GIVEN PROBLEM: Reproduce each line bearing the word "this".

Data entries:
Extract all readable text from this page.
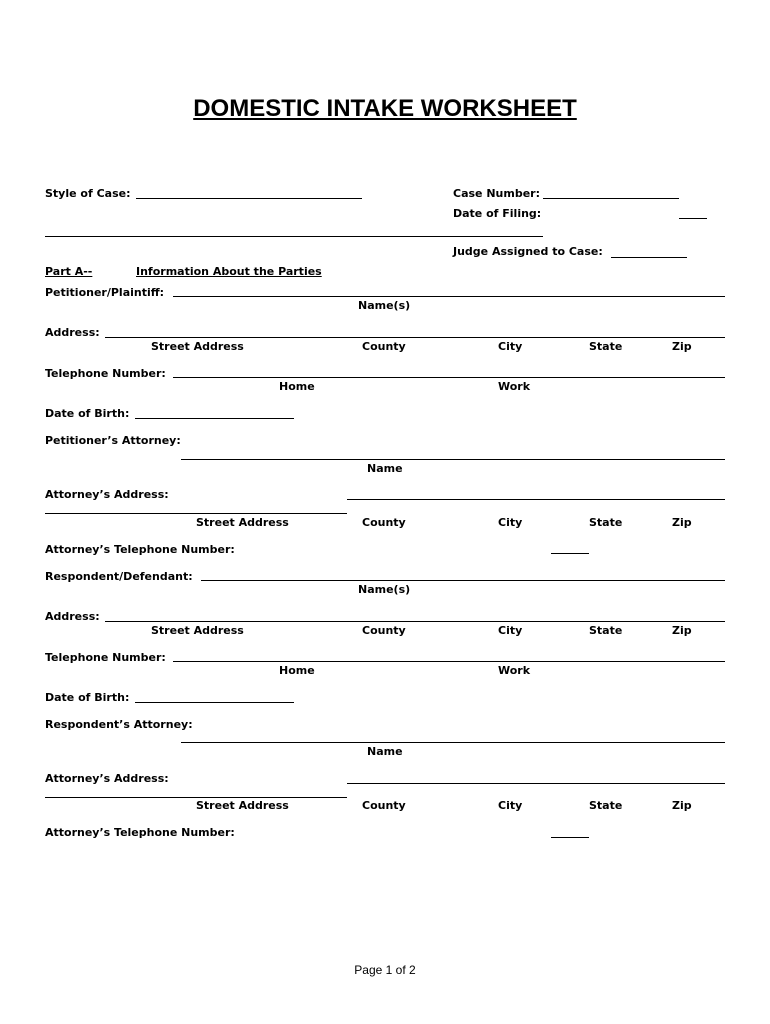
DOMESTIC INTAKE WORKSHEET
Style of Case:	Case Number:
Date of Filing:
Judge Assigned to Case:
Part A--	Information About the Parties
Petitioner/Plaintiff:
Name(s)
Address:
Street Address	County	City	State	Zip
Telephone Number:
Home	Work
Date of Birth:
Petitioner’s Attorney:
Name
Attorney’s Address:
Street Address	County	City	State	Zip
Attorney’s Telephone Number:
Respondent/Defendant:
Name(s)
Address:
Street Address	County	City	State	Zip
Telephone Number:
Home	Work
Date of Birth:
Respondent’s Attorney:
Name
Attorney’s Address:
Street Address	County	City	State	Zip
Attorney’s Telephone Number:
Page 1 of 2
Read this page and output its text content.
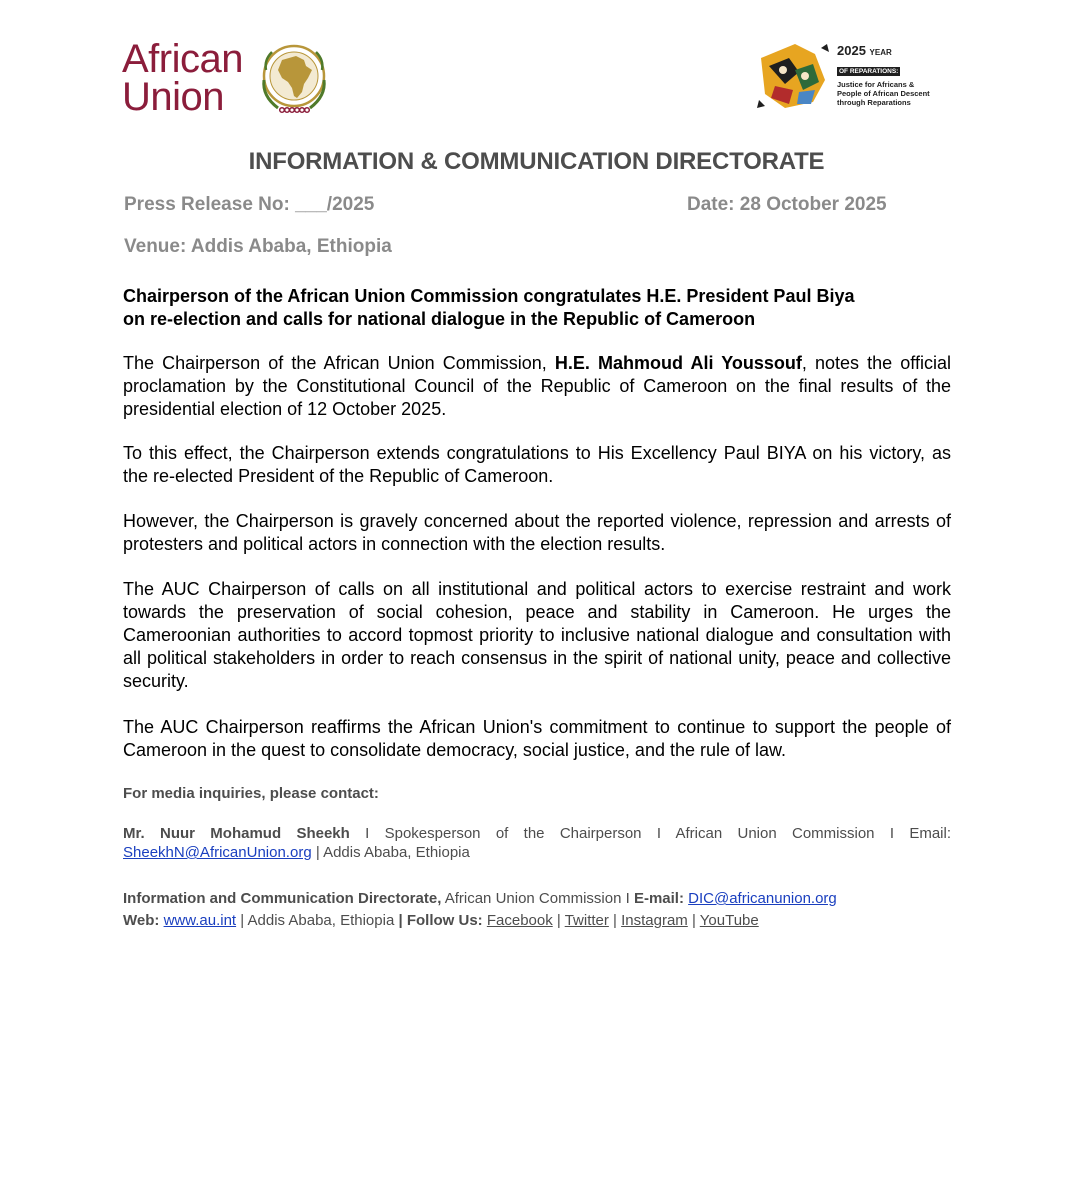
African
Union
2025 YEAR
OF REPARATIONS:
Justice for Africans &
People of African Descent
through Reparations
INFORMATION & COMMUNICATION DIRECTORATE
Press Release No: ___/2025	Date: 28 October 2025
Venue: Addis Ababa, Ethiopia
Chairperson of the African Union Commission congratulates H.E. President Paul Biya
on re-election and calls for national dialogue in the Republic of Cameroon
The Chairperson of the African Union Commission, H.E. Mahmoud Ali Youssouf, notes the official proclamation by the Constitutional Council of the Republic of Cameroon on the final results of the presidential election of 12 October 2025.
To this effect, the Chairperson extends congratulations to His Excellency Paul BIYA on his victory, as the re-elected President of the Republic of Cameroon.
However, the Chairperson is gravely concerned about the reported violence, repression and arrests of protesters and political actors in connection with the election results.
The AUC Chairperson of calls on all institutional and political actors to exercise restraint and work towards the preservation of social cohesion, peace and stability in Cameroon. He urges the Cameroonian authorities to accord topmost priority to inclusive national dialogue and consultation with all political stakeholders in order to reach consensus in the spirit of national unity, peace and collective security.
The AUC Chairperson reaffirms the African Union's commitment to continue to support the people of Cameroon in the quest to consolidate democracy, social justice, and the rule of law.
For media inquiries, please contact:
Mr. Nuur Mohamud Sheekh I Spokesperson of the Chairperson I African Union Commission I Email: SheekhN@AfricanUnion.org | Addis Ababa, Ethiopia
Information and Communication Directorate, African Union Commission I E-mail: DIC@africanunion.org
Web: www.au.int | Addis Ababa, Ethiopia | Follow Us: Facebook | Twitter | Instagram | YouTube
---
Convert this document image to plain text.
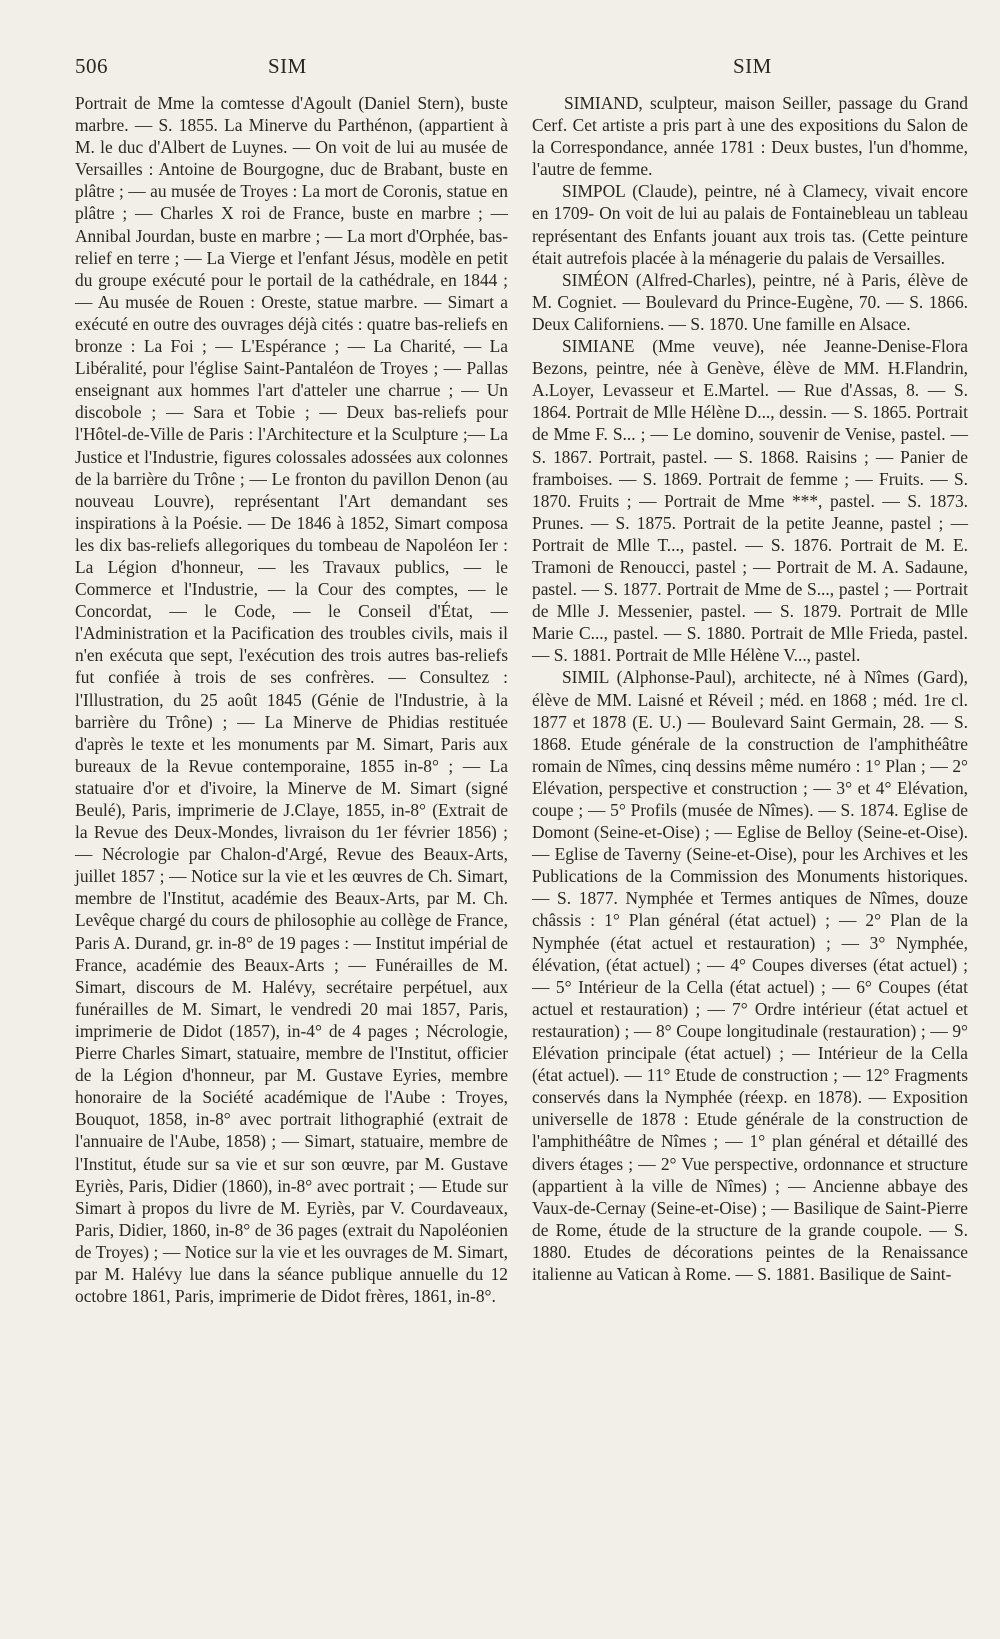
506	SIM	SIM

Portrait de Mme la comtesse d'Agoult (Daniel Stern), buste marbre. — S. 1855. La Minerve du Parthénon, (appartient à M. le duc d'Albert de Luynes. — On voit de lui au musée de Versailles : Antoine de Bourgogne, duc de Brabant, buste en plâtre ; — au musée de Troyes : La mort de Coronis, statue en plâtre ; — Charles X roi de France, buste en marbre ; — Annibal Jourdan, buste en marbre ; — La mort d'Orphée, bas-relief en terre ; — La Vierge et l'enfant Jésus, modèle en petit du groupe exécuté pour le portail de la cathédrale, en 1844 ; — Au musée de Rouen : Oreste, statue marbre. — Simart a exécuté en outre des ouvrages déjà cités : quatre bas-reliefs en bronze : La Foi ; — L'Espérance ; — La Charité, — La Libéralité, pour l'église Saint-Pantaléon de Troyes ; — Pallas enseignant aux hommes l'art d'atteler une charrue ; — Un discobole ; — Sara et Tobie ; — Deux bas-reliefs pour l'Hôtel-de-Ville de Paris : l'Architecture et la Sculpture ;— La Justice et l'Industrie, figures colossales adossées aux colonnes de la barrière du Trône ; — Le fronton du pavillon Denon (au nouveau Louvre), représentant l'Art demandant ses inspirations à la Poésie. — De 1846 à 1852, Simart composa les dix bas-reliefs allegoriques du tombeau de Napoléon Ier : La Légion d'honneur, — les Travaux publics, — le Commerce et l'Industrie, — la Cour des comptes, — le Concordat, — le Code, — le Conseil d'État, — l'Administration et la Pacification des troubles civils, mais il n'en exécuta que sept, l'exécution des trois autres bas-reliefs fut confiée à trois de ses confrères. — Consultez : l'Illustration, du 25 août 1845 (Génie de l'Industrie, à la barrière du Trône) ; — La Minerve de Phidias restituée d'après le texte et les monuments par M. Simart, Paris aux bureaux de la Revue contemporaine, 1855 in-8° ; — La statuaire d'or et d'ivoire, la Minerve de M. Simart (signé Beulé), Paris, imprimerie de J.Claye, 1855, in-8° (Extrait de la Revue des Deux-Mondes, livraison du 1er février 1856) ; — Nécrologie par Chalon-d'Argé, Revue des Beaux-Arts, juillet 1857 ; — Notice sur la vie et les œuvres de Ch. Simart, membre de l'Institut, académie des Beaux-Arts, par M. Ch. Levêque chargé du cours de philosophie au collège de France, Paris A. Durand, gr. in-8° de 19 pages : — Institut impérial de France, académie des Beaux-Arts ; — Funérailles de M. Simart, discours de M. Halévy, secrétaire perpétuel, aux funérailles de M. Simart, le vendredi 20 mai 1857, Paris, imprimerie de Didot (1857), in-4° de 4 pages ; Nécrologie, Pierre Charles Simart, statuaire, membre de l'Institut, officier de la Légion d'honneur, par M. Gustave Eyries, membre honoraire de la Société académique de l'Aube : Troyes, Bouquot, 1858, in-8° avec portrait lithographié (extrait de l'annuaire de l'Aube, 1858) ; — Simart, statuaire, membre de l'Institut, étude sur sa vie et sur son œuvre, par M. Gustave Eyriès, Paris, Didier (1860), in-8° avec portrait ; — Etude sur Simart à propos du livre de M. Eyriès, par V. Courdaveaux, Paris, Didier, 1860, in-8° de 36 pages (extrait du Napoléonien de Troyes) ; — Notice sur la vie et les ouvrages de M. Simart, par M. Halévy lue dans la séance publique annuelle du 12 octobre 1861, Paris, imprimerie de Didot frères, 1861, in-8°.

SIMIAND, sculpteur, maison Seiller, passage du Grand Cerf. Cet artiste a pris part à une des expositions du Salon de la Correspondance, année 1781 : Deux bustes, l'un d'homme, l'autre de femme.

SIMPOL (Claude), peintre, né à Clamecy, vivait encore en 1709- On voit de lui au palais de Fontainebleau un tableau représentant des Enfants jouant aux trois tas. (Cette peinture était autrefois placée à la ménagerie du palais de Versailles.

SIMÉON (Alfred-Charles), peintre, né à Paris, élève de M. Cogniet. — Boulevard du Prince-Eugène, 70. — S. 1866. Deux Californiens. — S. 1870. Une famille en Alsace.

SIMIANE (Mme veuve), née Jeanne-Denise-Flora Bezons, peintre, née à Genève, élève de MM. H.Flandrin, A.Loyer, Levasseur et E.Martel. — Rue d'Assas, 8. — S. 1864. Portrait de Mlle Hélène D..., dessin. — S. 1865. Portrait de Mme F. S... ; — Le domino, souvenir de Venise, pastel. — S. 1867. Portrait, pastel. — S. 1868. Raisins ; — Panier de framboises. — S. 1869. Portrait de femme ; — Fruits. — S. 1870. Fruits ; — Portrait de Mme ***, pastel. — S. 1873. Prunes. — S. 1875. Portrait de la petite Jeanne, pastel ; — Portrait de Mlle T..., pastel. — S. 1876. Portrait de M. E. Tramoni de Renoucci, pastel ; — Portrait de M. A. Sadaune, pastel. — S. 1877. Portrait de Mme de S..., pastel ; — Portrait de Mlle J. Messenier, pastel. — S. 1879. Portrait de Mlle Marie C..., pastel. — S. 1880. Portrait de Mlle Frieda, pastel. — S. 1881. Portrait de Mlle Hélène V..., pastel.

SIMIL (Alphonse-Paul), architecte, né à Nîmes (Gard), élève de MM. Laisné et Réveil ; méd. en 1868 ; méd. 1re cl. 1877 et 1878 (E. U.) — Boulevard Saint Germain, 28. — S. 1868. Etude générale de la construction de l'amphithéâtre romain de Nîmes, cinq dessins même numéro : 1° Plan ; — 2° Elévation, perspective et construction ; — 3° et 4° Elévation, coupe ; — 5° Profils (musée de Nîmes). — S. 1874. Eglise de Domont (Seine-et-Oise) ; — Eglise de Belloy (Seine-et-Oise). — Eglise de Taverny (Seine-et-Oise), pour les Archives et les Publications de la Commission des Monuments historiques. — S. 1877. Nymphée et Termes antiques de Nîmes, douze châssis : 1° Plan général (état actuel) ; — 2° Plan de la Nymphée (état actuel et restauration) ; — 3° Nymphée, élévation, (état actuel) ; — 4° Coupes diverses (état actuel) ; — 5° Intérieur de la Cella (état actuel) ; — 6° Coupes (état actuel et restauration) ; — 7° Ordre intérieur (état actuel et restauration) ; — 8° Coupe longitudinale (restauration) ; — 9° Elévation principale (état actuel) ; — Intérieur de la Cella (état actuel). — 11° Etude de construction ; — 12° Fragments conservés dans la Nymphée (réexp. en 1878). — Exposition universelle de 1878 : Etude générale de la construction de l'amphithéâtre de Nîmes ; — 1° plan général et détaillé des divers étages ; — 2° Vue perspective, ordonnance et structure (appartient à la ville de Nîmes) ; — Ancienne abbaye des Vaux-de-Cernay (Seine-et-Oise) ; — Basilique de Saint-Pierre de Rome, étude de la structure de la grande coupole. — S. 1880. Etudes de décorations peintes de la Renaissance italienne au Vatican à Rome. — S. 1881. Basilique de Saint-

EXERCISE SOLUTION:
Extract all readable text from this page.
Read this page and output its text content.
To this effect, the Chairperson extends congratulations to His Excellency Paul BIYA on his victory, as the re-elected President of the Republic of Cameroon.
Convert this document image to plain text.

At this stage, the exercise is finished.